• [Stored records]
■ ■ ■

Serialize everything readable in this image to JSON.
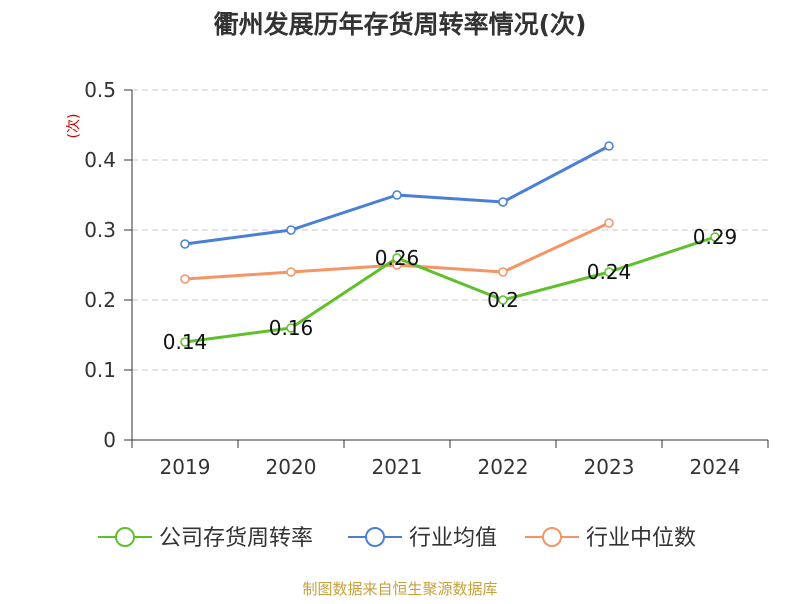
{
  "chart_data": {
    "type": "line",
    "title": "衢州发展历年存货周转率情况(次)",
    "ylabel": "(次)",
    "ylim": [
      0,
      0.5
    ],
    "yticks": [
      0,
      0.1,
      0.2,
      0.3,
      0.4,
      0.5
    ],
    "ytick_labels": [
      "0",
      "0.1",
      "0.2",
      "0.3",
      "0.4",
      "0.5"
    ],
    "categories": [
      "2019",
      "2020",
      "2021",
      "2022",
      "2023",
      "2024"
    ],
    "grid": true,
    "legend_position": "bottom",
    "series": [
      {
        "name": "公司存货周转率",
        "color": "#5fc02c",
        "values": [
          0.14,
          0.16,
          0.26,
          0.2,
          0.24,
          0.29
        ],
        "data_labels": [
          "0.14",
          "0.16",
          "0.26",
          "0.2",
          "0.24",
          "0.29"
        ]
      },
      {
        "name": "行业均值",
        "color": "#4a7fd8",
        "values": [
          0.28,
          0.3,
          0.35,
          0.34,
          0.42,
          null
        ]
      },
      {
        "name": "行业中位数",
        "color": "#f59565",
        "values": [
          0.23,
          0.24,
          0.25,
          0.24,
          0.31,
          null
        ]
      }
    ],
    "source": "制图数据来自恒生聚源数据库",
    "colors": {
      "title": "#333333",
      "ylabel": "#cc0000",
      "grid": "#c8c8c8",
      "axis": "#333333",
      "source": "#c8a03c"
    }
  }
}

■ ■ ■

Quote each entry above verbatim and drop the pictures.

• [Full output]
Serialize everything readable in this image to JSON.
{
  "chart_data": {
    "type": "line",
    "title": "衢州发展历年存货周转率情况(次)",
    "ylabel": "(次)",
    "ylim": [
      0,
      0.5
    ],
    "yticks": [
      0,
      0.1,
      0.2,
      0.3,
      0.4,
      0.5
    ],
    "ytick_labels": [
      "0",
      "0.1",
      "0.2",
      "0.3",
      "0.4",
      "0.5"
    ],
    "categories": [
      "2019",
      "2020",
      "2021",
      "2022",
      "2023",
      "2024"
    ],
    "grid": true,
    "legend_position": "bottom",
    "series": [
      {
        "name": "公司存货周转率",
        "color": "#5fc02c",
        "values": [
          0.14,
          0.16,
          0.26,
          0.2,
          0.24,
          0.29
        ],
        "data_labels": [
          "0.14",
          "0.16",
          "0.26",
          "0.2",
          "0.24",
          "0.29"
        ]
      },
      {
        "name": "行业均值",
        "color": "#4a7fd8",
        "values": [
          0.28,
          0.3,
          0.35,
          0.34,
          0.42,
          null
        ]
      },
      {
        "name": "行业中位数",
        "color": "#f59565",
        "values": [
          0.23,
          0.24,
          0.25,
          0.24,
          0.31,
          null
        ]
      }
    ],
    "source": "制图数据来自恒生聚源数据库",
    "colors": {
      "title": "#333333",
      "ylabel": "#cc0000",
      "grid": "#c8c8c8",
      "axis": "#333333",
      "source": "#c8a03c"
    }
  }
}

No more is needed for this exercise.